STATED EXERCISE.
Set out the lines below as a Markdown table with the columns No. and Line, leaving out blank lines. Begin at the line that contains "series-line-m2 [316,138,465,362]" and stop after the line that contains "x-tick-label: 100 [330,500,358,519]", including both.

▼

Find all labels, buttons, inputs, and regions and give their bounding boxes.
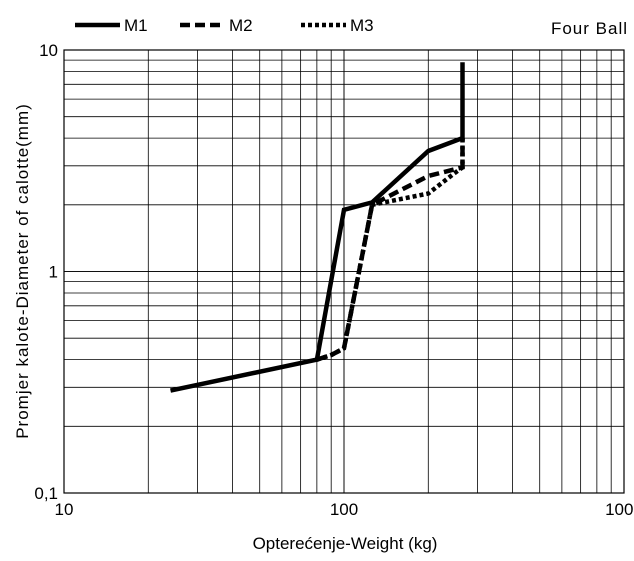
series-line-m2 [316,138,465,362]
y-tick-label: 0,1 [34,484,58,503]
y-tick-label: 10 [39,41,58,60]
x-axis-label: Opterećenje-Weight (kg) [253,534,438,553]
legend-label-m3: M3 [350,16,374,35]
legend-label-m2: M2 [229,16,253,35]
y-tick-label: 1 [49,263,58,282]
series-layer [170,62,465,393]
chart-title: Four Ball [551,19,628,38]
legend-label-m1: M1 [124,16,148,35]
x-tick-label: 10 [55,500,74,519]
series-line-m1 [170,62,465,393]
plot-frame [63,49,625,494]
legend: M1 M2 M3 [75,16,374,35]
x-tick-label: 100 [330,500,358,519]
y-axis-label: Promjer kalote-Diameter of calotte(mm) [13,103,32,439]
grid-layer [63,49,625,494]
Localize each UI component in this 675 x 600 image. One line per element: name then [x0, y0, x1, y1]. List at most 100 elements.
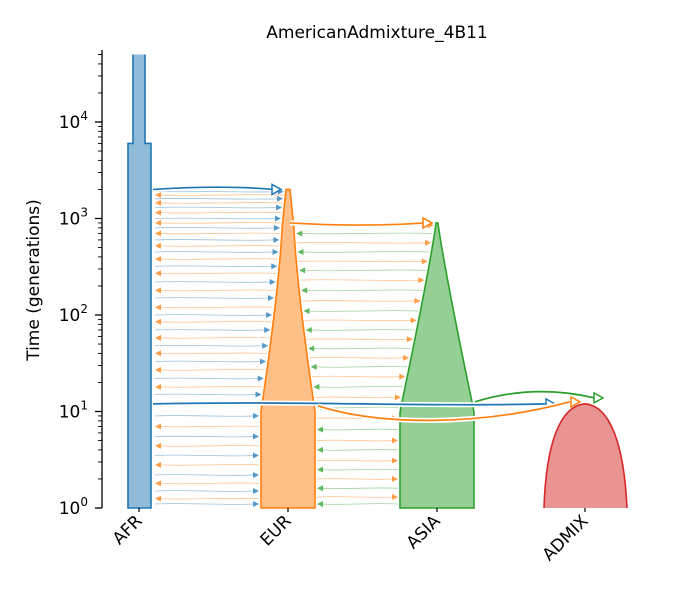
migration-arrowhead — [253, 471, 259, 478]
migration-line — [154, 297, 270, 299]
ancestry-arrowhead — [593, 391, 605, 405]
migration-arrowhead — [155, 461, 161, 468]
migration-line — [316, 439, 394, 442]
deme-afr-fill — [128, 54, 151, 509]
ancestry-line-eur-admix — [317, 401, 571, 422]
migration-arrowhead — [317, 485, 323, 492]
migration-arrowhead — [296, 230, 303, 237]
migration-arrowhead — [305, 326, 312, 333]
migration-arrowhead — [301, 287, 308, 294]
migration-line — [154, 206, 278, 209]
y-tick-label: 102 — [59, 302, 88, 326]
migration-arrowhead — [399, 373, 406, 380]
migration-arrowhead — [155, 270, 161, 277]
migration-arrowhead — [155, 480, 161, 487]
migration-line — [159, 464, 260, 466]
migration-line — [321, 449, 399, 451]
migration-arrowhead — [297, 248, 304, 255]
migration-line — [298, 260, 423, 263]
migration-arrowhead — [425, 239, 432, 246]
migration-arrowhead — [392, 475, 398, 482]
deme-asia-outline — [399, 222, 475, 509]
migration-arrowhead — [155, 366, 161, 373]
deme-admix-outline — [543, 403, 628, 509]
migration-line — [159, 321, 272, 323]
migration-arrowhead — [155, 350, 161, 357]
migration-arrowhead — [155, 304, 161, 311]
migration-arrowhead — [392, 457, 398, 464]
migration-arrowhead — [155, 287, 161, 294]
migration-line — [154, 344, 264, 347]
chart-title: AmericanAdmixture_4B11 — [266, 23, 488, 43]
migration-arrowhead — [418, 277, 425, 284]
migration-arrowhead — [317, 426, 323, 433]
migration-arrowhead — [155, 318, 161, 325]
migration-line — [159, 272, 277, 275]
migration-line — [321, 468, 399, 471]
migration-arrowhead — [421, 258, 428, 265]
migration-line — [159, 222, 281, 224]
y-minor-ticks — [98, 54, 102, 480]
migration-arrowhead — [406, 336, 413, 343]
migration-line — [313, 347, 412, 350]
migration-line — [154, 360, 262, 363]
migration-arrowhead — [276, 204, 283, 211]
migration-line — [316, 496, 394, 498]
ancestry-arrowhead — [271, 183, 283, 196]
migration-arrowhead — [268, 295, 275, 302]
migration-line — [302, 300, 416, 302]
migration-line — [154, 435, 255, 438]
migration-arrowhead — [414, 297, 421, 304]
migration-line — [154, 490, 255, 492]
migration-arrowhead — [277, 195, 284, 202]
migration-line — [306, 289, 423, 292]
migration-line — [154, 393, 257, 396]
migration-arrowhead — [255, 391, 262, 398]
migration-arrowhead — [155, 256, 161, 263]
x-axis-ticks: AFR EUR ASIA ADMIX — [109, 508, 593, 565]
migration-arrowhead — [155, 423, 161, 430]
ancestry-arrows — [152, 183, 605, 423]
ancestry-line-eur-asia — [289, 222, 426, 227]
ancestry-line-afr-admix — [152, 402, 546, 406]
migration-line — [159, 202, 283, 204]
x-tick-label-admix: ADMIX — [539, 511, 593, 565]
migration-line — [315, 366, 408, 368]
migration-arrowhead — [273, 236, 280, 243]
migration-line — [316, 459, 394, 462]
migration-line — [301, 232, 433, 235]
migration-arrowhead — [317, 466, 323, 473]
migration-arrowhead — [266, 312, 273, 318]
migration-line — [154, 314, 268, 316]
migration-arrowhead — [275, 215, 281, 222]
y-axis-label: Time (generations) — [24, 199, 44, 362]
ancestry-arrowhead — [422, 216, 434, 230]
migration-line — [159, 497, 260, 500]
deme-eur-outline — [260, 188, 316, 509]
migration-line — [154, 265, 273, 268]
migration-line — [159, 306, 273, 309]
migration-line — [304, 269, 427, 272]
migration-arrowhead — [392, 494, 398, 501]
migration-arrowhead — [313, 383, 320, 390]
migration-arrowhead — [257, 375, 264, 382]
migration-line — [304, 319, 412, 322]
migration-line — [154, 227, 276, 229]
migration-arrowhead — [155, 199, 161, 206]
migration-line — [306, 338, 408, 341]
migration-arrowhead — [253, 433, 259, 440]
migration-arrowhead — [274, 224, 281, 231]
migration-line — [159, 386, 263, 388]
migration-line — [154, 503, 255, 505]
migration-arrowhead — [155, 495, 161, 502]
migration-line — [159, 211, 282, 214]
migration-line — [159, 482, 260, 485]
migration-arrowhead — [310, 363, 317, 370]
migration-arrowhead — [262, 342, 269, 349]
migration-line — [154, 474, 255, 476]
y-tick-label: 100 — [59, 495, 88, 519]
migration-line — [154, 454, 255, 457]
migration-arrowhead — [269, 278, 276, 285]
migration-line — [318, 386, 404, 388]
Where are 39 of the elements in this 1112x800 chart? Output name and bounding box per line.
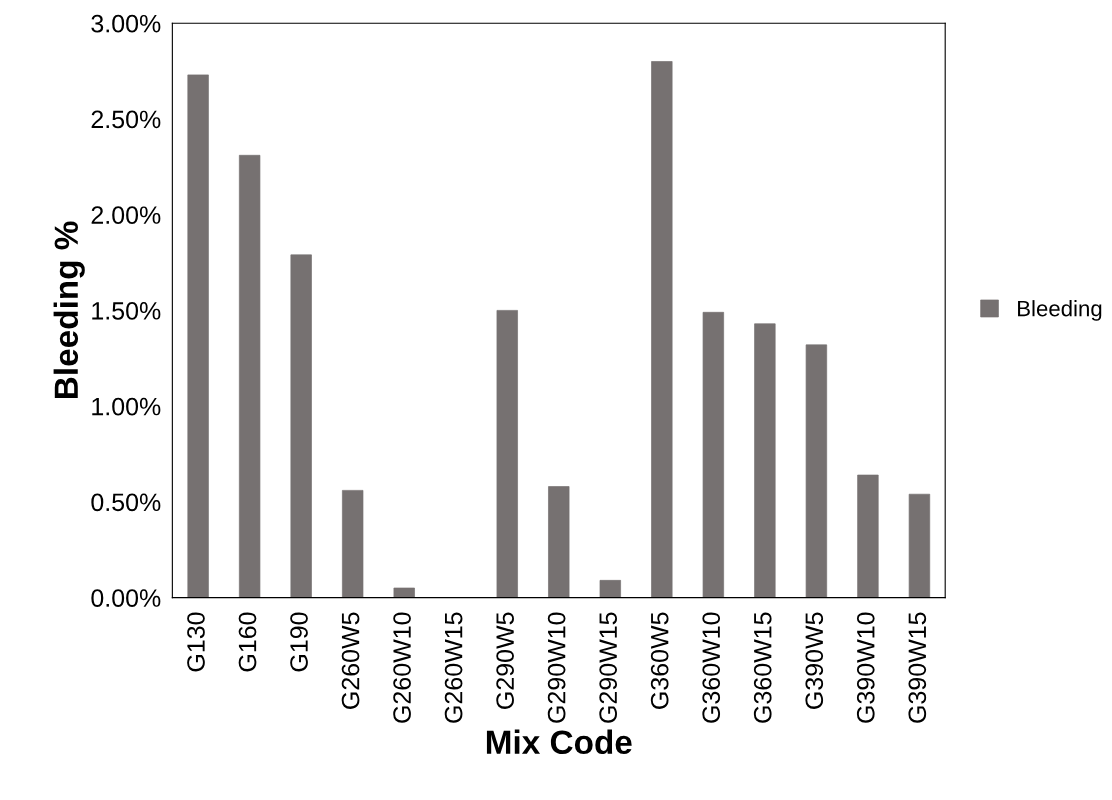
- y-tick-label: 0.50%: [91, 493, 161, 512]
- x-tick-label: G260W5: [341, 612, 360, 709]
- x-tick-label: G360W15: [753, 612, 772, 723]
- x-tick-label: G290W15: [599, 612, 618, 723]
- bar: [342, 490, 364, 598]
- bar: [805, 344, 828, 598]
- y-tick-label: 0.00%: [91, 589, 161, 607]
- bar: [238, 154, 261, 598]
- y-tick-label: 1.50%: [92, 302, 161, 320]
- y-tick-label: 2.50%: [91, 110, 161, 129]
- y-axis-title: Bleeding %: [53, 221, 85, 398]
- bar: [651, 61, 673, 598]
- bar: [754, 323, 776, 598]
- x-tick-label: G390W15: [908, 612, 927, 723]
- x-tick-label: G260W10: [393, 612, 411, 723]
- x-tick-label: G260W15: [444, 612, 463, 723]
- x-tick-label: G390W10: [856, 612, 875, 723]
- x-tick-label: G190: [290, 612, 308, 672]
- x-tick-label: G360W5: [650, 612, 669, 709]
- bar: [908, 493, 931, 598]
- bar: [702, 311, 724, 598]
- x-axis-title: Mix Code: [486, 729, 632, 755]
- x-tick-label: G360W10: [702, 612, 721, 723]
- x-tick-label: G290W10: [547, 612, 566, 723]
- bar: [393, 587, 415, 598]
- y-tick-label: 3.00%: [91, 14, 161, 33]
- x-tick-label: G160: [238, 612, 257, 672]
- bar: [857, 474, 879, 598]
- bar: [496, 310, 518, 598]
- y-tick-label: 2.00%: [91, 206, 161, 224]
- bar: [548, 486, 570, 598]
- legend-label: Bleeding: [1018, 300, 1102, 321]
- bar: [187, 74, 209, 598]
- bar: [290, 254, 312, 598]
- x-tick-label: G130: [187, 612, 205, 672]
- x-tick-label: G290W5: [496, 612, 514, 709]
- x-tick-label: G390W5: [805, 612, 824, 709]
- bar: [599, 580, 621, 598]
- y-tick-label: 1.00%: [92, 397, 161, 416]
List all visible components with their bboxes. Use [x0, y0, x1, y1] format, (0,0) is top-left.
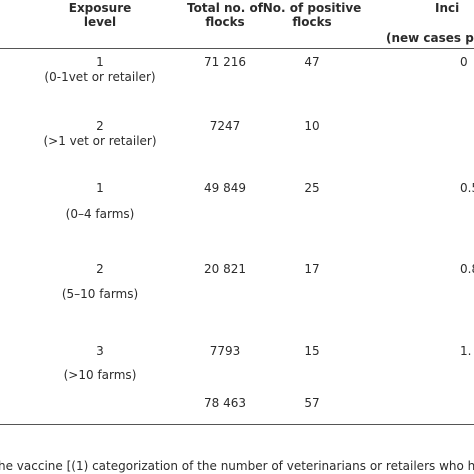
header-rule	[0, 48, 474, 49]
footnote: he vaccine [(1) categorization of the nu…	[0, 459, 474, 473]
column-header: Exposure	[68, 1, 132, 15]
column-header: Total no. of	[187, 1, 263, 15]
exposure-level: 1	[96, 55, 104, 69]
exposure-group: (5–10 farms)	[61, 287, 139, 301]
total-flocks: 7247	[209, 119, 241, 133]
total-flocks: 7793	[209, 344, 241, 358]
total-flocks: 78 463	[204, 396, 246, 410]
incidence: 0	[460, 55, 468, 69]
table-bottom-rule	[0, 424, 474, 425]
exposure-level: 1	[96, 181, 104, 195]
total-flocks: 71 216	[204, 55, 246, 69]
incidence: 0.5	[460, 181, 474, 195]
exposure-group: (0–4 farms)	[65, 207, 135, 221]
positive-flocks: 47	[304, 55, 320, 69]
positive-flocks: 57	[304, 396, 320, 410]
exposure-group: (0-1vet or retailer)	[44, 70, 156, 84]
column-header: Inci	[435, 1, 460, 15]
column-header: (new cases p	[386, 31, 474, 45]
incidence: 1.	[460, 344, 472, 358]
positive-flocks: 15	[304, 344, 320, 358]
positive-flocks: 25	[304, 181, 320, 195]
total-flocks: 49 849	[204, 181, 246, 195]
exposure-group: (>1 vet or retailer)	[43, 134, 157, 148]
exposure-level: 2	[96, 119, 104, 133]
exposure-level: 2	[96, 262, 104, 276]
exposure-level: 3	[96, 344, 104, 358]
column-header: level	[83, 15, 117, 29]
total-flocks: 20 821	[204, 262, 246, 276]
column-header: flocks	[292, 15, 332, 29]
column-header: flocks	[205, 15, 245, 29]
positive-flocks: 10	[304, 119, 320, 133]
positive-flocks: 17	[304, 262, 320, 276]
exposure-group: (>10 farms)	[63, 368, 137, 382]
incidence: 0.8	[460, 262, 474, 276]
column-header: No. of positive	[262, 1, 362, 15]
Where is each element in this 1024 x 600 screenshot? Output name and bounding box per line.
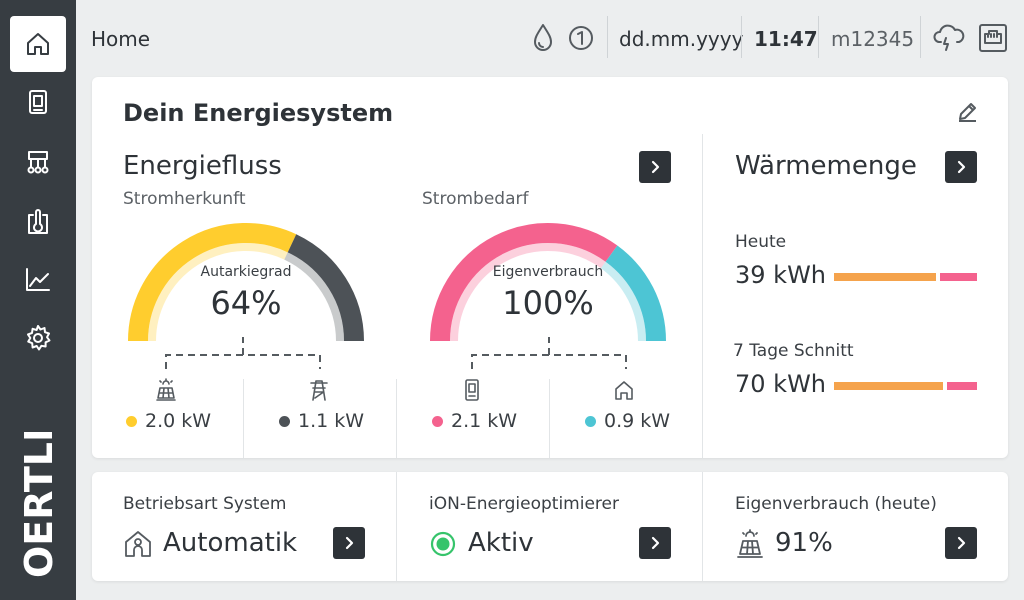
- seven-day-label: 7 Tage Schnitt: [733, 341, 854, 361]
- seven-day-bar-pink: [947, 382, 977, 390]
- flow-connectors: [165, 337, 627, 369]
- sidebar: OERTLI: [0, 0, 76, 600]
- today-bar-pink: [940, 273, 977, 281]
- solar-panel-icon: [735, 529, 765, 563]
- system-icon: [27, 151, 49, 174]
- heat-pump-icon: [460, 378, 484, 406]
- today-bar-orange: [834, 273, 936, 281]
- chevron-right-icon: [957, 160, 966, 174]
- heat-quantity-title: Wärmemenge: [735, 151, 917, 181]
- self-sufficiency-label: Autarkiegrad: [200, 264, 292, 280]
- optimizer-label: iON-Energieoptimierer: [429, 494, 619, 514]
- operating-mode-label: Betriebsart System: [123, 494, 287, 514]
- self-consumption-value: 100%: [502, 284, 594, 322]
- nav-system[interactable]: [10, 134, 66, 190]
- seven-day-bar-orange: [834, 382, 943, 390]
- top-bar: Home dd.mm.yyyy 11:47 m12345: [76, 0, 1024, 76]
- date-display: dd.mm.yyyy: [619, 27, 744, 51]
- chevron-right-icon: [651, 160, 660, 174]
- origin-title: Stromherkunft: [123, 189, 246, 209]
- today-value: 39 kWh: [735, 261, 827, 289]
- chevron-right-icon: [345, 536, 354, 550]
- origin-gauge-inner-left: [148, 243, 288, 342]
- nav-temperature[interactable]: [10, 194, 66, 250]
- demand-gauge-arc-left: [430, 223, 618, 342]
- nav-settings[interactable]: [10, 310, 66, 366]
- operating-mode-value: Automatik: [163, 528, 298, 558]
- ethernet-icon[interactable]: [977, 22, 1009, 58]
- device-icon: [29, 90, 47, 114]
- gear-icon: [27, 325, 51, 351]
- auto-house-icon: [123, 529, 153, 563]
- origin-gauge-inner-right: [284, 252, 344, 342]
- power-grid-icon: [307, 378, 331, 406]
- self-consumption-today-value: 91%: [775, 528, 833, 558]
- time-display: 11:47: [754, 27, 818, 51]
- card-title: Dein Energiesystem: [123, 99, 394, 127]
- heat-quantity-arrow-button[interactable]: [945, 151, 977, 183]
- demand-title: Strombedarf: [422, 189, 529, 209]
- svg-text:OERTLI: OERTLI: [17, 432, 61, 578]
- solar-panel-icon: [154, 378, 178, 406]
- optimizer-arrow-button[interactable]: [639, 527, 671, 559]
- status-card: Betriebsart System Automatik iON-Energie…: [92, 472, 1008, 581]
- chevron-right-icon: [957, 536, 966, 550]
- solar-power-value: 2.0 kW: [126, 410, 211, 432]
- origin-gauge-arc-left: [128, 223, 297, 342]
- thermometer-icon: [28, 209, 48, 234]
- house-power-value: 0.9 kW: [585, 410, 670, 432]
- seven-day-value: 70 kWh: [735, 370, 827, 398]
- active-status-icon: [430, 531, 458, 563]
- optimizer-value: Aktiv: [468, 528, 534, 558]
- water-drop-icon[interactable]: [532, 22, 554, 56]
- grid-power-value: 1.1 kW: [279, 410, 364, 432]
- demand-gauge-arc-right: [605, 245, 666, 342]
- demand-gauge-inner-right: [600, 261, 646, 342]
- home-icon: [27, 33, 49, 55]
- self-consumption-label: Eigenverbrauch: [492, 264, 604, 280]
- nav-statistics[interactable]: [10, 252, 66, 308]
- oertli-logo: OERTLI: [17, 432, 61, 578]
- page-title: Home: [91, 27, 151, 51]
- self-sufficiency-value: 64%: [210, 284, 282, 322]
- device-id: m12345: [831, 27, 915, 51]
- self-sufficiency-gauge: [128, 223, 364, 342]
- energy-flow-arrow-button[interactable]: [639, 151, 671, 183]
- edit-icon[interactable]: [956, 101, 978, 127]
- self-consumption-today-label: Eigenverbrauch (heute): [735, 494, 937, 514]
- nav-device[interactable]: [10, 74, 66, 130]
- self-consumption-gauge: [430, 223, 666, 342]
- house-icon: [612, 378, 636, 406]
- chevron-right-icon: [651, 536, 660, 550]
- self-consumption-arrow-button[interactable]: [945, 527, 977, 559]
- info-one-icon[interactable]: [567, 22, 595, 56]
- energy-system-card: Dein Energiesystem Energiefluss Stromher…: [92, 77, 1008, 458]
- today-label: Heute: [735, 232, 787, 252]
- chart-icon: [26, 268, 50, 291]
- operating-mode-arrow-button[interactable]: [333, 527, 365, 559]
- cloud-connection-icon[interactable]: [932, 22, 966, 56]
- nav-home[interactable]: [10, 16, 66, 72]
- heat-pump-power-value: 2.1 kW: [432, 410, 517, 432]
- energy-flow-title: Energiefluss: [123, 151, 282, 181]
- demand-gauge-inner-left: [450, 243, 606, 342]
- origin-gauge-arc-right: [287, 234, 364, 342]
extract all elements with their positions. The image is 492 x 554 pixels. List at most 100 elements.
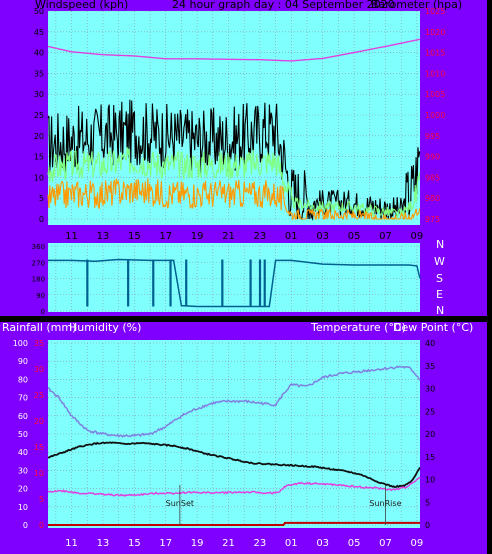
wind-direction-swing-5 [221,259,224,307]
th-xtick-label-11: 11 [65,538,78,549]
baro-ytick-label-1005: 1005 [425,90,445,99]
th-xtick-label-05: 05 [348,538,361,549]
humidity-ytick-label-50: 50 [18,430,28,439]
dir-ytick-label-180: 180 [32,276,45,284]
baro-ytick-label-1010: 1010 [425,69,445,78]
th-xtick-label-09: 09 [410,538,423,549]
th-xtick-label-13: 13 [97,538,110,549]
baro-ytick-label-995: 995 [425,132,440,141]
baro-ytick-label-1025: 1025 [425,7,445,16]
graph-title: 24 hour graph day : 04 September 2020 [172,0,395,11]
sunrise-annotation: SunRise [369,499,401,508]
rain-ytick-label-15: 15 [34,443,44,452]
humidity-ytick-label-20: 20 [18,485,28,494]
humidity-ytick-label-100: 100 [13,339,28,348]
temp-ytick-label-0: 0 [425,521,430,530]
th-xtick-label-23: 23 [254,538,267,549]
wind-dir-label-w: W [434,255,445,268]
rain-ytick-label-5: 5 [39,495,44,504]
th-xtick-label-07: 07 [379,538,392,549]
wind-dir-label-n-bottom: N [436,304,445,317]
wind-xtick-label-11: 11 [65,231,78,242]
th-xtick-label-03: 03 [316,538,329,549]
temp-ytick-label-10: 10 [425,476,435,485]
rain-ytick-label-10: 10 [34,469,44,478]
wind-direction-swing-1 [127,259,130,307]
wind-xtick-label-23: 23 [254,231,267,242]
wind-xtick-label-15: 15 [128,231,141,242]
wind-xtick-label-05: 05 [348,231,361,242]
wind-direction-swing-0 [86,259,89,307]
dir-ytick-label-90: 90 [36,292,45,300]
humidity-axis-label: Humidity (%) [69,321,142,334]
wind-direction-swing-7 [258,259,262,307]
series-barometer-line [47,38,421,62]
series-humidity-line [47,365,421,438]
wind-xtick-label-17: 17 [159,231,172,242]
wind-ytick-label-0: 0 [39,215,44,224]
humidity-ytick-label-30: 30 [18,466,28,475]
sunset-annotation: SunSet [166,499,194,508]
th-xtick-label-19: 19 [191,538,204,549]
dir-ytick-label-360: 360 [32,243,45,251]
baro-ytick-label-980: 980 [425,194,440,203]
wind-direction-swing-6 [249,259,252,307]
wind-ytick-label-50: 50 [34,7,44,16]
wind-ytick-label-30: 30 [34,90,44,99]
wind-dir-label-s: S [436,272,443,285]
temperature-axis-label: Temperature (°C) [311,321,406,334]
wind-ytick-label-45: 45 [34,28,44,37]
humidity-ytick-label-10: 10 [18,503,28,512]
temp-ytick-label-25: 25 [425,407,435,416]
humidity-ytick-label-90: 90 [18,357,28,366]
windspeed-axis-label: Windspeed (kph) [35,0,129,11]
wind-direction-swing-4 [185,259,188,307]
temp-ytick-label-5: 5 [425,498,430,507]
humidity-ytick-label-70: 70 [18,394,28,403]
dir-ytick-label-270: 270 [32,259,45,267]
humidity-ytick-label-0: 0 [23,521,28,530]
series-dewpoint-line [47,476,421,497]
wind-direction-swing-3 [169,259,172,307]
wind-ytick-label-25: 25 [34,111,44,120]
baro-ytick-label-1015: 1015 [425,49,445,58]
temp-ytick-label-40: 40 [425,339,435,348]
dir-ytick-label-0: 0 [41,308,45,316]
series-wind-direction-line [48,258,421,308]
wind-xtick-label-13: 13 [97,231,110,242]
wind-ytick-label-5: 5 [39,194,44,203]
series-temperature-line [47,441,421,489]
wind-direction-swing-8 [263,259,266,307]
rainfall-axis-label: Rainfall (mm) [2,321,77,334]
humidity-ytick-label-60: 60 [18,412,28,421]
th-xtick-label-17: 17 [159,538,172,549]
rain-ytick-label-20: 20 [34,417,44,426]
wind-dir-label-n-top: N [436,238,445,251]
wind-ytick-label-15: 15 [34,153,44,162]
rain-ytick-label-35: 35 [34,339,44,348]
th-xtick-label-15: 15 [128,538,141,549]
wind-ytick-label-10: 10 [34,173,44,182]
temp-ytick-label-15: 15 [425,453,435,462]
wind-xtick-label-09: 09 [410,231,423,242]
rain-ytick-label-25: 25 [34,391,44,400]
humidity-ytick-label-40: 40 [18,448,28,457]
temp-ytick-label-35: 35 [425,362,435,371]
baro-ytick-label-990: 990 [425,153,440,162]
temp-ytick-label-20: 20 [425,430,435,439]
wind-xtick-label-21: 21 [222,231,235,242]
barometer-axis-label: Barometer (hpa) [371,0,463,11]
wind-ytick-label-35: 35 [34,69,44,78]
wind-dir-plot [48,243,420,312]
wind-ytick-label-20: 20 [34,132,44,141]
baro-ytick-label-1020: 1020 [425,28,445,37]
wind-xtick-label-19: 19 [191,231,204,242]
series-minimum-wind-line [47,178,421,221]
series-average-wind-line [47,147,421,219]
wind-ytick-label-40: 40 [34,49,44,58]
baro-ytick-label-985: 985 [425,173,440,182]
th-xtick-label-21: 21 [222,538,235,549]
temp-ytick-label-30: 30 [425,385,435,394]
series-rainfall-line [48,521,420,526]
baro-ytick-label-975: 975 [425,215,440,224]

▲

SOLUTION.
| No. | Line |
|---|---|
| 1 | series-line-m2 [316,138,465,362] |
| 2 | y-tick-label: 0,1 [34,484,58,503] |
| 3 | y-tick-label: 10 [39,41,58,60] |
| 4 | x-axis-label: Opterećenje-Weight (kg) [253,534,438,553] |
| 5 | legend-label-m3: M3 [350,16,374,35] |
| 6 | legend-label-m2: M2 [229,16,253,35] |
| 7 | y-tick-label: 1 [49,263,58,282] |
| 8 | series-layer [170,62,465,393] |
| 9 | chart-title: Four Ball [551,19,628,38] |
| 10 | legend-label-m1: M1 [124,16,148,35] |
| 11 | x-tick-label: 10 [55,500,74,519] |
| 12 | series-line-m1 [170,62,465,393] |
| 13 | plot-frame [63,49,625,494] |
| 14 | legend: M1 M2 M3 [75,16,374,35] |
| 15 | x-tick-label: 100 [330,500,358,519] |